Copy out the records precisely, omitting pictures.

## Start THE DATA

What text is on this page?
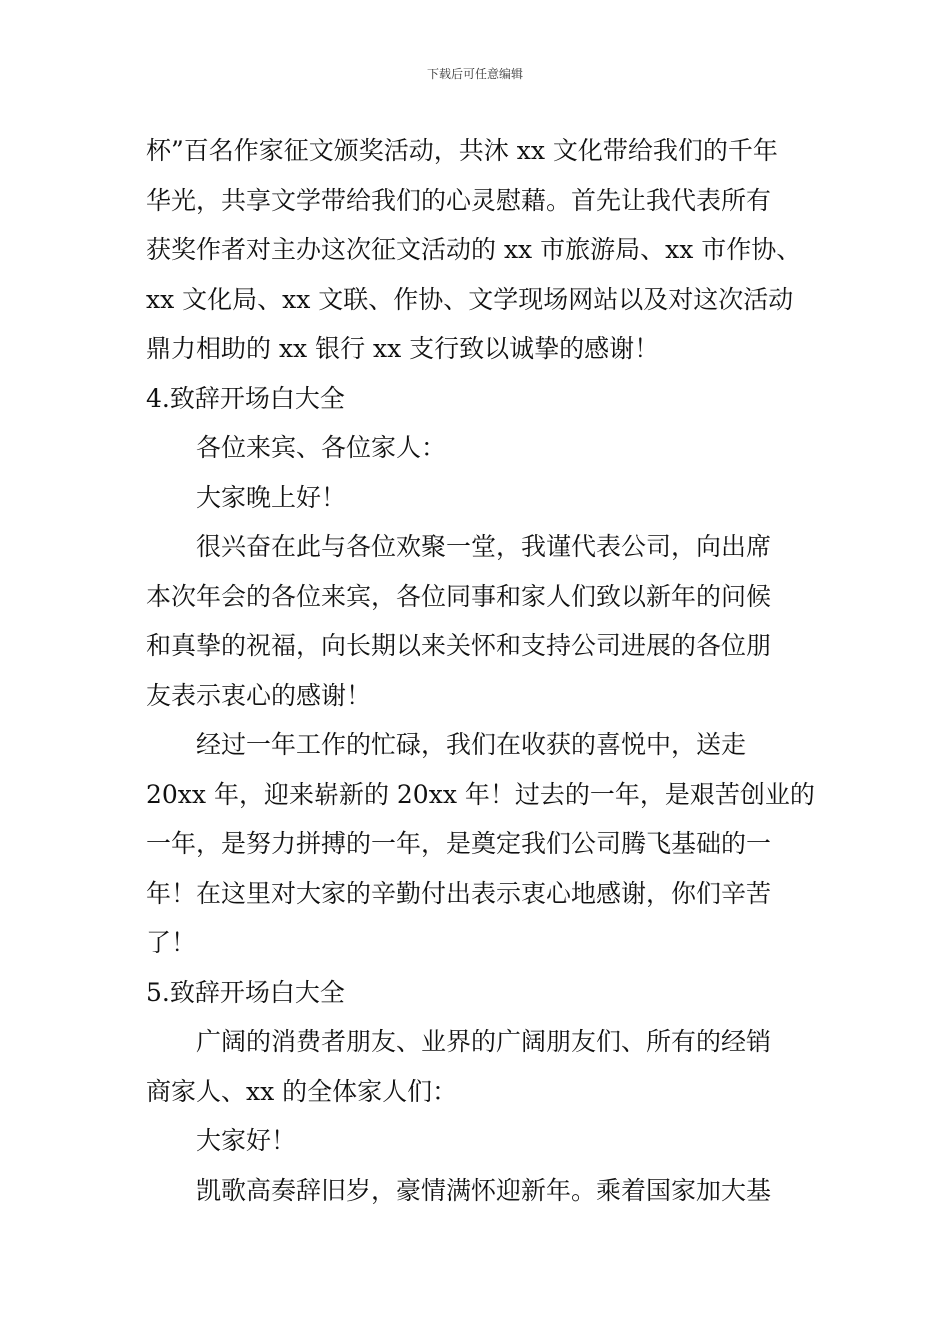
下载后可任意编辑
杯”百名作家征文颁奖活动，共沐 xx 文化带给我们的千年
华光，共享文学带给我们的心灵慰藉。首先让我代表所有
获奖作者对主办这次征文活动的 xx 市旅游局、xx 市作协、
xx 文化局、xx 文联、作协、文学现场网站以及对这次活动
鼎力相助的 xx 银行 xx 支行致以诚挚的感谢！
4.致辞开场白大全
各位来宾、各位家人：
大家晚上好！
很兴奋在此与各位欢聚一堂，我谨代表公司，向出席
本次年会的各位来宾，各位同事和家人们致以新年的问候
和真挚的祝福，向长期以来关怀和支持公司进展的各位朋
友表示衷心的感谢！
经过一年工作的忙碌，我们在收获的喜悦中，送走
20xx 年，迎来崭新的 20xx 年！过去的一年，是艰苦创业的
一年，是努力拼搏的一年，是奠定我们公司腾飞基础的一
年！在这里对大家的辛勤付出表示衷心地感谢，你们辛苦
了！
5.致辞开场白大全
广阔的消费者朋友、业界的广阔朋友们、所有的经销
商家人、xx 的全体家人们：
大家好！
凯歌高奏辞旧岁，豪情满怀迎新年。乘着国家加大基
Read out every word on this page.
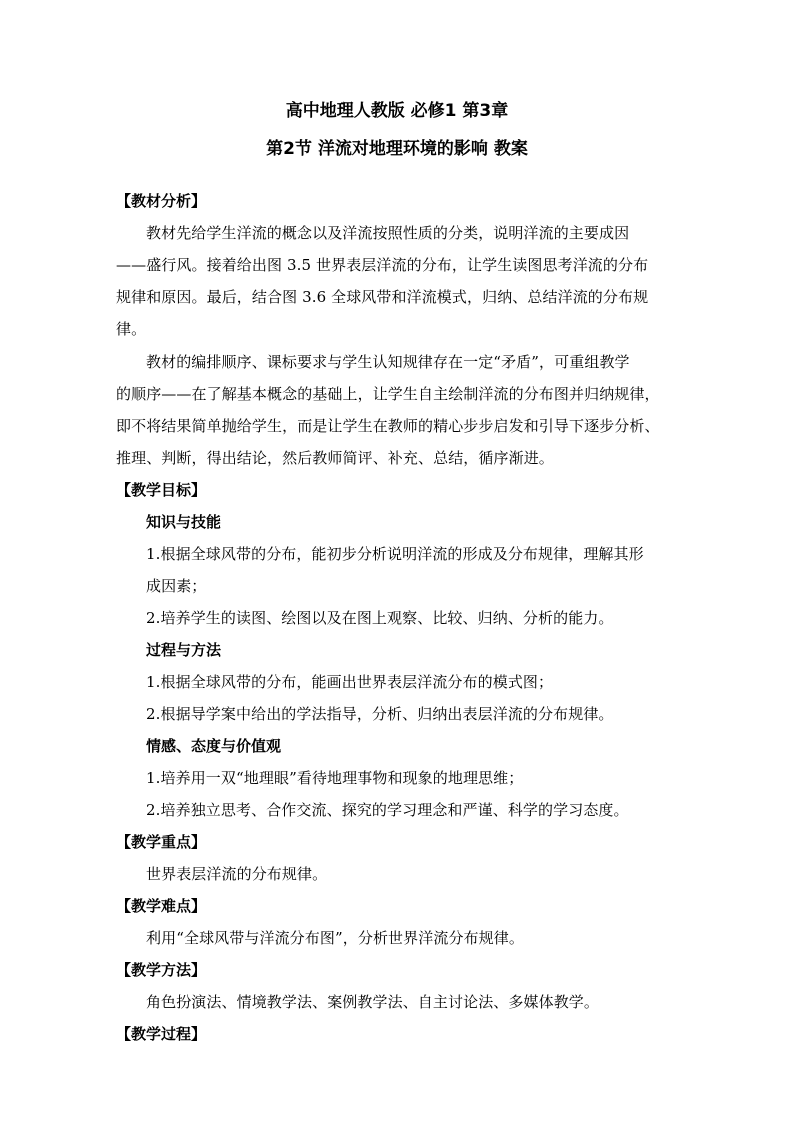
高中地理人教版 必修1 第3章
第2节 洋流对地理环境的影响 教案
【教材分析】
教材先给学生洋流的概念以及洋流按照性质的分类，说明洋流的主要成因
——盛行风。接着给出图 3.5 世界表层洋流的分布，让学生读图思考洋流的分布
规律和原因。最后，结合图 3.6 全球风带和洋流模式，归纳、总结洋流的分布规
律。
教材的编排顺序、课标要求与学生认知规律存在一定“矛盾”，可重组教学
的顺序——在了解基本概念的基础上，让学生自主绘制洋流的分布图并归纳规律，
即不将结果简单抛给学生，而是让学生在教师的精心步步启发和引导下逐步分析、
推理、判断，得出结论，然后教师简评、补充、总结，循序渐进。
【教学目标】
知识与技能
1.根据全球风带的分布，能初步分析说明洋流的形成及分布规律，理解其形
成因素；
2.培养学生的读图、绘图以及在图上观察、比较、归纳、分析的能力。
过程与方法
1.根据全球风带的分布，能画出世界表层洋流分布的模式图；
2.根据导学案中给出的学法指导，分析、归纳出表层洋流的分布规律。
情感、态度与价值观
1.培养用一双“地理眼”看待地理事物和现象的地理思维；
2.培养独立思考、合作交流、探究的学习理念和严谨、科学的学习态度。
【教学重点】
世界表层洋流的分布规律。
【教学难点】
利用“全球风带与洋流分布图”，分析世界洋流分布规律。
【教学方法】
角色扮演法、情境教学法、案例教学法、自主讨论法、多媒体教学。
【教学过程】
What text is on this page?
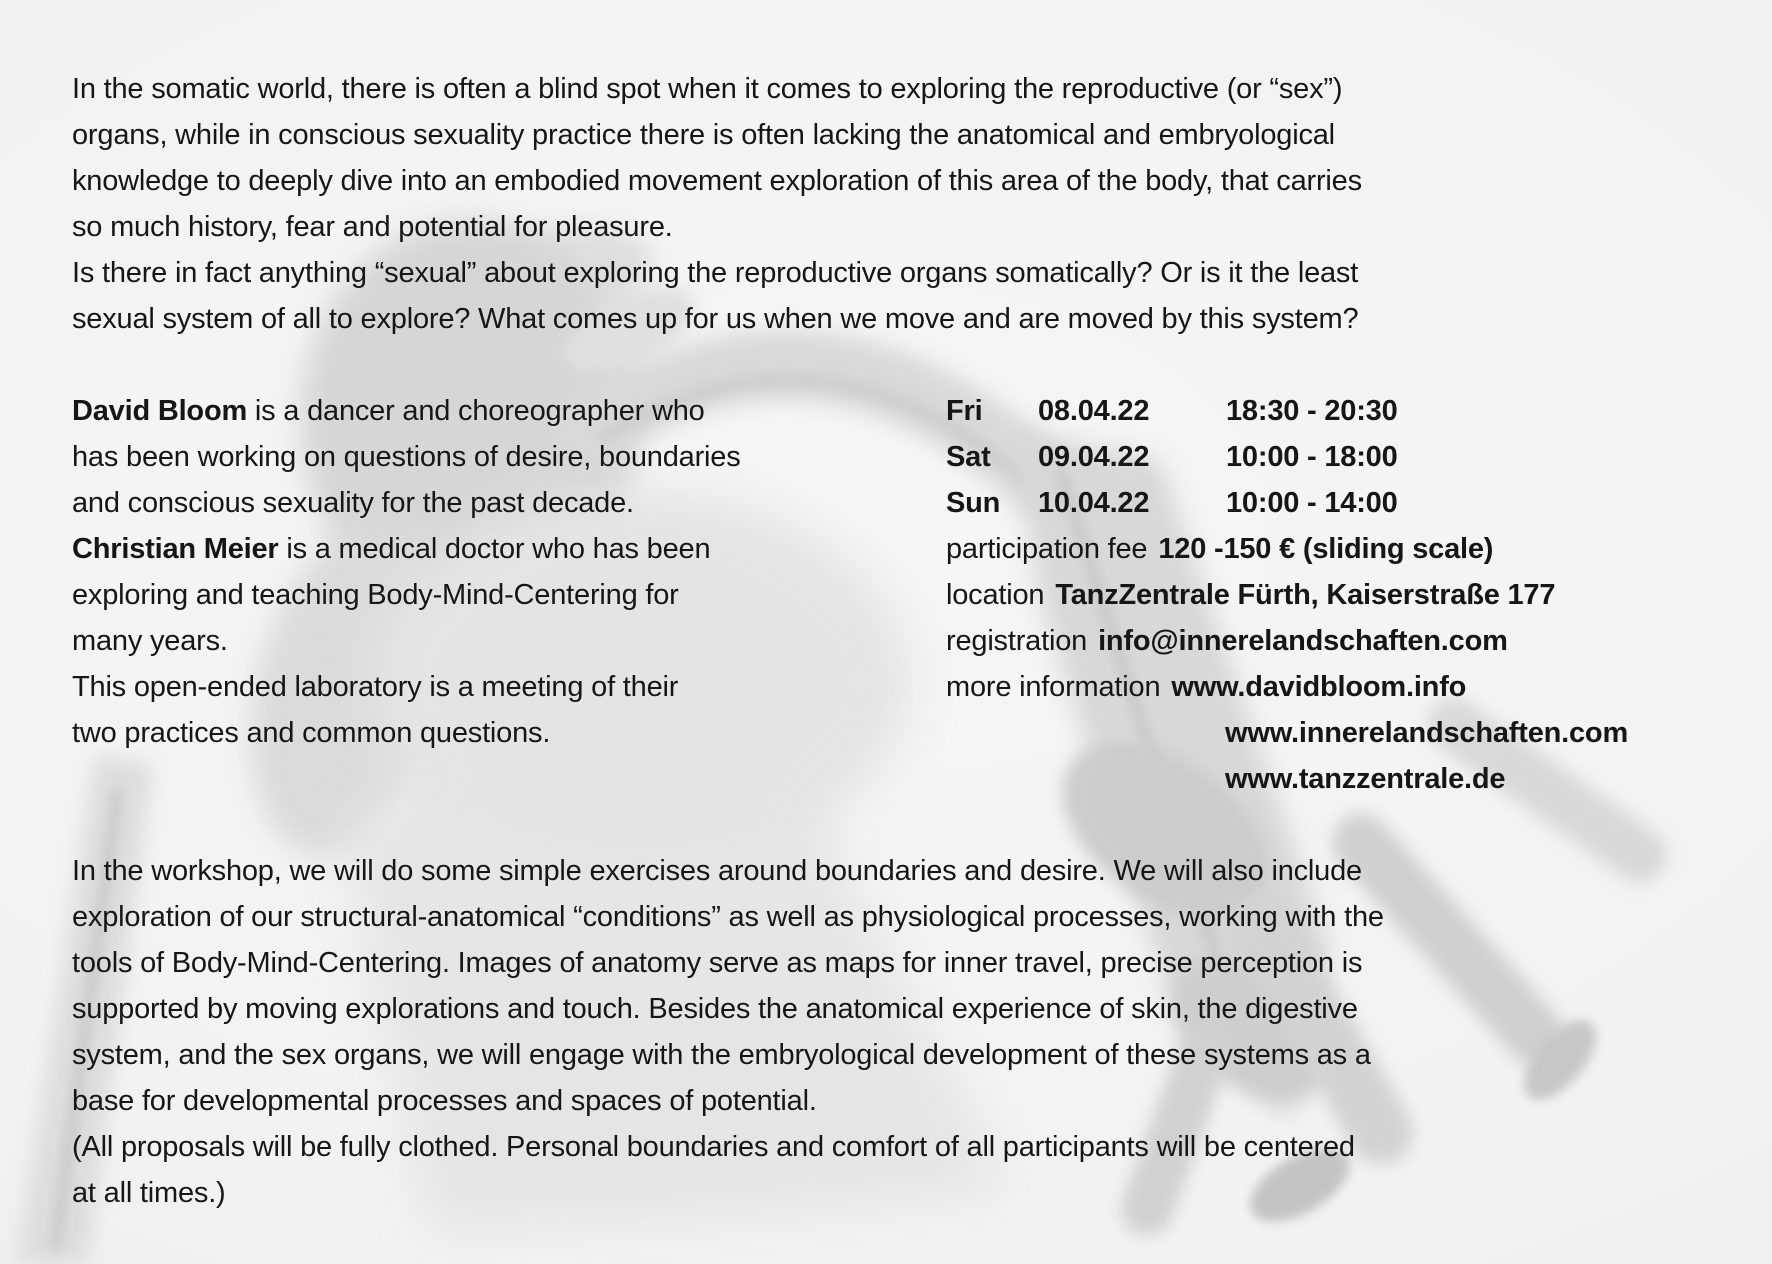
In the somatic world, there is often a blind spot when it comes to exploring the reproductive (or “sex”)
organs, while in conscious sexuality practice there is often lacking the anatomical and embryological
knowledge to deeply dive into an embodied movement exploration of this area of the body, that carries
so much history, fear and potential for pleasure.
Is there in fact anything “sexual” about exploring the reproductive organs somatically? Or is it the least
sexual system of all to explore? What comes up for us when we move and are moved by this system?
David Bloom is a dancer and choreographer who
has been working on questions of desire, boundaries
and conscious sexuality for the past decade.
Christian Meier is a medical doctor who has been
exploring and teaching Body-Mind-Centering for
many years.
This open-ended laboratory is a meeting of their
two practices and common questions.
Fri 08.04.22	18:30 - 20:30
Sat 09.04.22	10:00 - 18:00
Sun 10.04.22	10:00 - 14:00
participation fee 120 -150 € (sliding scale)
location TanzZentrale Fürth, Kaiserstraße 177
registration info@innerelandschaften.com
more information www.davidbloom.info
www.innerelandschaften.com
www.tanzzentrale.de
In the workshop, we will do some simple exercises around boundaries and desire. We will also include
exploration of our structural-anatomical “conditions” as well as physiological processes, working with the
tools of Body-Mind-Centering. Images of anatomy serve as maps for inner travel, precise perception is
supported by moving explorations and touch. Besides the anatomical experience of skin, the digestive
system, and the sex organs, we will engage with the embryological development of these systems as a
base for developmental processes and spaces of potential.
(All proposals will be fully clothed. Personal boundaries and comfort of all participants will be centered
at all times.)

## End THE DATA

→ **RESPONSE BELOW**:
What text is on this page?
下载后可任意编辑
杯”百名作家征文颁奖活动，共沐 xx 文化带给我们的千年
华光，共享文学带给我们的心灵慰藉。首先让我代表所有
获奖作者对主办这次征文活动的 xx 市旅游局、xx 市作协、
xx 文化局、xx 文联、作协、文学现场网站以及对这次活动
鼎力相助的 xx 银行 xx 支行致以诚挚的感谢！
4.致辞开场白大全
各位来宾、各位家人：
大家晚上好！
很兴奋在此与各位欢聚一堂，我谨代表公司，向出席
本次年会的各位来宾，各位同事和家人们致以新年的问候
和真挚的祝福，向长期以来关怀和支持公司进展的各位朋
友表示衷心的感谢！
经过一年工作的忙碌，我们在收获的喜悦中，送走
20xx 年，迎来崭新的 20xx 年！过去的一年，是艰苦创业的
一年，是努力拼搏的一年，是奠定我们公司腾飞基础的一
年！在这里对大家的辛勤付出表示衷心地感谢，你们辛苦
了！
5.致辞开场白大全
广阔的消费者朋友、业界的广阔朋友们、所有的经销
商家人、xx 的全体家人们：
大家好！
凯歌高奏辞旧岁，豪情满怀迎新年。乘着国家加大基
Read out every word on this page.
高中地理人教版 必修1 第3章
第2节 洋流对地理环境的影响 教案
【教材分析】
教材先给学生洋流的概念以及洋流按照性质的分类，说明洋流的主要成因
——盛行风。接着给出图 3.5 世界表层洋流的分布，让学生读图思考洋流的分布
规律和原因。最后，结合图 3.6 全球风带和洋流模式，归纳、总结洋流的分布规
律。
教材的编排顺序、课标要求与学生认知规律存在一定“矛盾”，可重组教学
的顺序——在了解基本概念的基础上，让学生自主绘制洋流的分布图并归纳规律，
即不将结果简单抛给学生，而是让学生在教师的精心步步启发和引导下逐步分析、
推理、判断，得出结论，然后教师简评、补充、总结，循序渐进。
【教学目标】
知识与技能
1.根据全球风带的分布，能初步分析说明洋流的形成及分布规律，理解其形
成因素；
2.培养学生的读图、绘图以及在图上观察、比较、归纳、分析的能力。
过程与方法
1.根据全球风带的分布，能画出世界表层洋流分布的模式图；
2.根据导学案中给出的学法指导，分析、归纳出表层洋流的分布规律。
情感、态度与价值观
1.培养用一双“地理眼”看待地理事物和现象的地理思维；
2.培养独立思考、合作交流、探究的学习理念和严谨、科学的学习态度。
【教学重点】
世界表层洋流的分布规律。
【教学难点】
利用“全球风带与洋流分布图”，分析世界洋流分布规律。
【教学方法】
角色扮演法、情境教学法、案例教学法、自主讨论法、多媒体教学。
【教学过程】
What text is on this page?
In the somatic world, there is often a blind spot when it comes to exploring the reproductive (or “sex”)
organs, while in conscious sexuality practice there is often lacking the anatomical and embryological
knowledge to deeply dive into an embodied movement exploration of this area of the body, that carries
so much history, fear and potential for pleasure.
Is there in fact anything “sexual” about exploring the reproductive organs somatically? Or is it the least
sexual system of all to explore? What comes up for us when we move and are moved by this system?
David Bloom is a dancer and choreographer who
has been working on questions of desire, boundaries
and conscious sexuality for the past decade.
Christian Meier is a medical doctor who has been
exploring and teaching Body-Mind-Centering for
many years.
This open-ended laboratory is a meeting of their
two practices and common questions.
Fri 08.04.22	18:30 - 20:30
Sat 09.04.22	10:00 - 18:00
Sun 10.04.22	10:00 - 14:00
participation fee 120 -150 € (sliding scale)
location TanzZentrale Fürth, Kaiserstraße 177
registration info@innerelandschaften.com
more information www.davidbloom.info
www.innerelandschaften.com
www.tanzzentrale.de
In the workshop, we will do some simple exercises around boundaries and desire. We will also include
exploration of our structural-anatomical “conditions” as well as physiological processes, working with the
tools of Body-Mind-Centering. Images of anatomy serve as maps for inner travel, precise perception is
supported by moving explorations and touch. Besides the anatomical experience of skin, the digestive
system, and the sex organs, we will engage with the embryological development of these systems as a
base for developmental processes and spaces of potential.
(All proposals will be fully clothed. Personal boundaries and comfort of all participants will be centered
at all times.)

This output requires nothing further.